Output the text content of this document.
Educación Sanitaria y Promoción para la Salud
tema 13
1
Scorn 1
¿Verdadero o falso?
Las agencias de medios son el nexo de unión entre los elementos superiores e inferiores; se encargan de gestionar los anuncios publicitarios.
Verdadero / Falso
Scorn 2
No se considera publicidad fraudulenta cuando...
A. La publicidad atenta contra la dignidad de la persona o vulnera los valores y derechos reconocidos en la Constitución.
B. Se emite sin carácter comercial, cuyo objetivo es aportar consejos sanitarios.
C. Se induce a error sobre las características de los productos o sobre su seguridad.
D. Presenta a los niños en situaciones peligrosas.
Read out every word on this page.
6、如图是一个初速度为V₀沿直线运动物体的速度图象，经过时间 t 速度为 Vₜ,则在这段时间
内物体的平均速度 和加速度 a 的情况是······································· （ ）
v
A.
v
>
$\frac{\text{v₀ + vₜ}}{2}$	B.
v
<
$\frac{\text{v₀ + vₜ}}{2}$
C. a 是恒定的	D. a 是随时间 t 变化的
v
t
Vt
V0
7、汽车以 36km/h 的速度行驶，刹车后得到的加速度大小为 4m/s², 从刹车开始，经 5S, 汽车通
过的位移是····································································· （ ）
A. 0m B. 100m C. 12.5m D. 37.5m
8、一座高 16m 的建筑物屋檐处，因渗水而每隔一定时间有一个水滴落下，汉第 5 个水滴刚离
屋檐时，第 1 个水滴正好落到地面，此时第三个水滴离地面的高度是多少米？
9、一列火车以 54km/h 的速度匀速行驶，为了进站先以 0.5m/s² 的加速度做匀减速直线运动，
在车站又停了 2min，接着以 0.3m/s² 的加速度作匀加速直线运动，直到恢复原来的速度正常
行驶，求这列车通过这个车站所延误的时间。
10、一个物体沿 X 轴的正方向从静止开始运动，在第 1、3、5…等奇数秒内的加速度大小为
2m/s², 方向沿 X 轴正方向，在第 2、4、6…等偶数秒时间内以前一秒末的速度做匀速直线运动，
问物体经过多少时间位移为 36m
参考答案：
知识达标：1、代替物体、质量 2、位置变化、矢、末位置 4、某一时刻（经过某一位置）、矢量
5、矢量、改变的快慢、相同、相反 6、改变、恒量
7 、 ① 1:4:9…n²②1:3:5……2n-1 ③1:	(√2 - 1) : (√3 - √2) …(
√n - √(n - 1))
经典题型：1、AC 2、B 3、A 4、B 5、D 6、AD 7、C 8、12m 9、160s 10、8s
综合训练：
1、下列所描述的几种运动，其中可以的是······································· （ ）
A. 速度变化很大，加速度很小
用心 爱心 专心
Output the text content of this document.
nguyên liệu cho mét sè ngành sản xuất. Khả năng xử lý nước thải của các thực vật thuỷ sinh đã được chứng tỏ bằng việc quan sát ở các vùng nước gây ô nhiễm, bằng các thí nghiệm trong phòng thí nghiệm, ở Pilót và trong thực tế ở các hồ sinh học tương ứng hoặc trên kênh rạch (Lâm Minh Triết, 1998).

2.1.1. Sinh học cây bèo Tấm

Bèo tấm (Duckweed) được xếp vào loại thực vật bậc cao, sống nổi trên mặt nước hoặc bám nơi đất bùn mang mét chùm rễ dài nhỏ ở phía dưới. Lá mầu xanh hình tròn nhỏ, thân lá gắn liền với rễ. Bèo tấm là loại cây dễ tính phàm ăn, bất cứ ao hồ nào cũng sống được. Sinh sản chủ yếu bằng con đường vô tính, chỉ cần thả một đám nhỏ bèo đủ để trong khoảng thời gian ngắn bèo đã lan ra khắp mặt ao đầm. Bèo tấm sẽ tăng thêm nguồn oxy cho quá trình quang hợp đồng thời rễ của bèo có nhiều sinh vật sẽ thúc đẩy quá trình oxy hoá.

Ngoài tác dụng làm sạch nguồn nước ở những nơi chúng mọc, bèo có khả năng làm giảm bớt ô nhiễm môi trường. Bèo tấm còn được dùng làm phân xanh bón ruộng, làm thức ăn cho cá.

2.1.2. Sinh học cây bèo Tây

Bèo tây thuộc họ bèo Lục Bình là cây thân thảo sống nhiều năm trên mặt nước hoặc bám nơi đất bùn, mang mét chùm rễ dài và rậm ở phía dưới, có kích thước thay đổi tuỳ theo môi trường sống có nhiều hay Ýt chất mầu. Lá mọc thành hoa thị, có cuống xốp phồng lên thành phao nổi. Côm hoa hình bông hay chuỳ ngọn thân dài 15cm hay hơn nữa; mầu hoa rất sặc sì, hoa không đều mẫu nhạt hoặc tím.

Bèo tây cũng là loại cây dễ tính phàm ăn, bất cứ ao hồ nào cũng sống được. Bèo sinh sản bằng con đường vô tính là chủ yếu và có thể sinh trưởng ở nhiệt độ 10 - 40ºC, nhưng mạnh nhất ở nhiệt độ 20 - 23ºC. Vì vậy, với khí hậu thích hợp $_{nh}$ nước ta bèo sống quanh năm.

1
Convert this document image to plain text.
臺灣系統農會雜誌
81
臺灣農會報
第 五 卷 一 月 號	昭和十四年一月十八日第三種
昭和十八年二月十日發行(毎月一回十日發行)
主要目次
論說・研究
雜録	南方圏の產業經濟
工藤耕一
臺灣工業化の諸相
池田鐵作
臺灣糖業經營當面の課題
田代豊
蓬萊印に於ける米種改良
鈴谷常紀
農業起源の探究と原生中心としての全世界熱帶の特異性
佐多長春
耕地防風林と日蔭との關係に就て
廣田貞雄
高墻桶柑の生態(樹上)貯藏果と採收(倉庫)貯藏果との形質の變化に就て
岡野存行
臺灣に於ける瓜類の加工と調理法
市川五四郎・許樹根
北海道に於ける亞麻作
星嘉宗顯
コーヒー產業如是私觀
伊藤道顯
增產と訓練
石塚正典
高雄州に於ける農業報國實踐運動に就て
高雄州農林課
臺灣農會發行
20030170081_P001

#### Given exercise
Where a line contains the string "nước", extract that line.

#### Solution to this exercise
nguyên liệu cho mét sè ngành sản xuất. Khả năng xử lý nước thải của các thực vật thuỷ sinh đã được chứng tỏ bằng việc quan sát ở các vùng nước gây ô nhiễm, bằng các thí nghiệm trong phòng thí nghiệm, ở Pilót và trong thực tế ở các hồ sinh học tương ứng hoặc trên kênh rạch (Lâm Minh Triết, 1998).
Bèo tấm (Duckweed) được xếp vào loại thực vật bậc cao, sống nổi trên mặt nước hoặc bám nơi đất bùn mang mét chùm rễ dài nhỏ ở phía dưới. Lá mầu xanh hình tròn nhỏ, thân lá gắn liền với rễ. Bèo tấm là loại cây dễ tính phàm ăn, bất cứ ao hồ nào cũng sống được. Sinh sản chủ yếu bằng con đường vô tính, chỉ cần thả một đám nhỏ bèo đủ để trong khoảng thời gian ngắn bèo đã lan ra khắp mặt ao đầm. Bèo tấm sẽ tăng thêm nguồn oxy cho quá trình quang hợp đồng thời rễ của bèo có nhiều sinh vật sẽ thúc đẩy quá trình oxy hoá.
Ngoài tác dụng làm sạch nguồn nước ở những nơi chúng mọc, bèo có khả năng làm giảm bớt ô nhiễm môi trường. Bèo tấm còn được dùng làm phân xanh bón ruộng, làm thức ăn cho cá.
Bèo tây thuộc họ bèo Lục Bình là cây thân thảo sống nhiều năm trên mặt nước hoặc bám nơi đất bùn, mang mét chùm rễ dài và rậm ở phía dưới, có kích thước thay đổi tuỳ theo môi trường sống có nhiều hay Ýt chất mầu. Lá mọc thành hoa thị, có cuống xốp phồng lên thành phao nổi. Côm hoa hình bông hay chuỳ ngọn thân dài 15cm hay hơn nữa; mầu hoa rất sặc sì, hoa không đều mẫu nhạt hoặc tím.
Bèo tây cũng là loại cây dễ tính phàm ăn, bất cứ ao hồ nào cũng sống được. Bèo sinh sản bằng con đường vô tính là chủ yếu và có thể sinh trưởng ở nhiệt độ 10 - 40ºC, nhưng mạnh nhất ở nhiệt độ 20 - 23ºC. Vì vậy, với khí hậu thích hợp $_{nh}$ nước ta bèo sống quanh năm.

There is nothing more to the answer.